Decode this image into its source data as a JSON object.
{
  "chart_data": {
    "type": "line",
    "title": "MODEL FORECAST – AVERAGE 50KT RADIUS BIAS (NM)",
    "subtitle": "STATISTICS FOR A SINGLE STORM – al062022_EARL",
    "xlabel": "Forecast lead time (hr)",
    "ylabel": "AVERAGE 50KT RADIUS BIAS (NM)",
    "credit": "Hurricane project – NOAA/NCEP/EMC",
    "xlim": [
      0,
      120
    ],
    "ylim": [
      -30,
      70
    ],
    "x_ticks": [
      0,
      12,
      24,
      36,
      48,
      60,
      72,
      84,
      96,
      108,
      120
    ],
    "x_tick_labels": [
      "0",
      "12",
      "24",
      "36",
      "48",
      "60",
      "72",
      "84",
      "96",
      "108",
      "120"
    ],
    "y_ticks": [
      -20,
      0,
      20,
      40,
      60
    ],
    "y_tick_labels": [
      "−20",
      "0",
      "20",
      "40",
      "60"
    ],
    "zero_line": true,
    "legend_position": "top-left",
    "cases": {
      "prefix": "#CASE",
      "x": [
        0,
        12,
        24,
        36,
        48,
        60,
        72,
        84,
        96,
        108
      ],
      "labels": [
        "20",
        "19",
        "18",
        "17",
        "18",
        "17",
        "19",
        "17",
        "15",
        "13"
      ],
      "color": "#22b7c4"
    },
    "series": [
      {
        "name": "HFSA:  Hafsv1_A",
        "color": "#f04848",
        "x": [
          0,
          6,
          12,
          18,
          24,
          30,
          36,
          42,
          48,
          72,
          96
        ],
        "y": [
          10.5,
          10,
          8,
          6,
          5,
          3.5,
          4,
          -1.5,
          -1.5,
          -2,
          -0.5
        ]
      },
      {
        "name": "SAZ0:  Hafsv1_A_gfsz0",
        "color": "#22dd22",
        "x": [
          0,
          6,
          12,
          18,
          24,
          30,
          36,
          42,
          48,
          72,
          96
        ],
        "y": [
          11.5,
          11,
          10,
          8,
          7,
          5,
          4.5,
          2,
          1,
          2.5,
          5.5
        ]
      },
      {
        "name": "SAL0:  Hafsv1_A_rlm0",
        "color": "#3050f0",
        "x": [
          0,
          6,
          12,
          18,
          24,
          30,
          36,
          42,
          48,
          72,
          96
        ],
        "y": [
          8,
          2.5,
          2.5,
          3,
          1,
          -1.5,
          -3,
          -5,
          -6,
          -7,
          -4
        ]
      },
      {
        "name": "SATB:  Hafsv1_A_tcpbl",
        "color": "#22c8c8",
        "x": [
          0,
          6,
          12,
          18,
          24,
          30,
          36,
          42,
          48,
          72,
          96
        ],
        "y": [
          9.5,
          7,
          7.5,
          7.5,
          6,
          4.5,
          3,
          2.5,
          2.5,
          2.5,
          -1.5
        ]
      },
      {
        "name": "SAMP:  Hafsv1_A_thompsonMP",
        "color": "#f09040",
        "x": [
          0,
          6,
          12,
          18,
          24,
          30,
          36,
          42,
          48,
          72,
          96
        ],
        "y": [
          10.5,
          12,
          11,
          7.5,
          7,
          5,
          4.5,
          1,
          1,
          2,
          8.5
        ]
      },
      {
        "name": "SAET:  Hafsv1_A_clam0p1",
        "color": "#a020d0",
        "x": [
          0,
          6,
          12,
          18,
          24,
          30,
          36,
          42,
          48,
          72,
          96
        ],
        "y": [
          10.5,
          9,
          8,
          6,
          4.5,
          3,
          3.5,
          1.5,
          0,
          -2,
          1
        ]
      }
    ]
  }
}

********

- _WORK TO DO_
Search the data above for the string "BIAS" and return every line that has it.

- _TASK ANSWER_
    "title": "MODEL FORECAST – AVERAGE 50KT RADIUS BIAS (NM)",
    "ylabel": "AVERAGE 50KT RADIUS BIAS (NM)",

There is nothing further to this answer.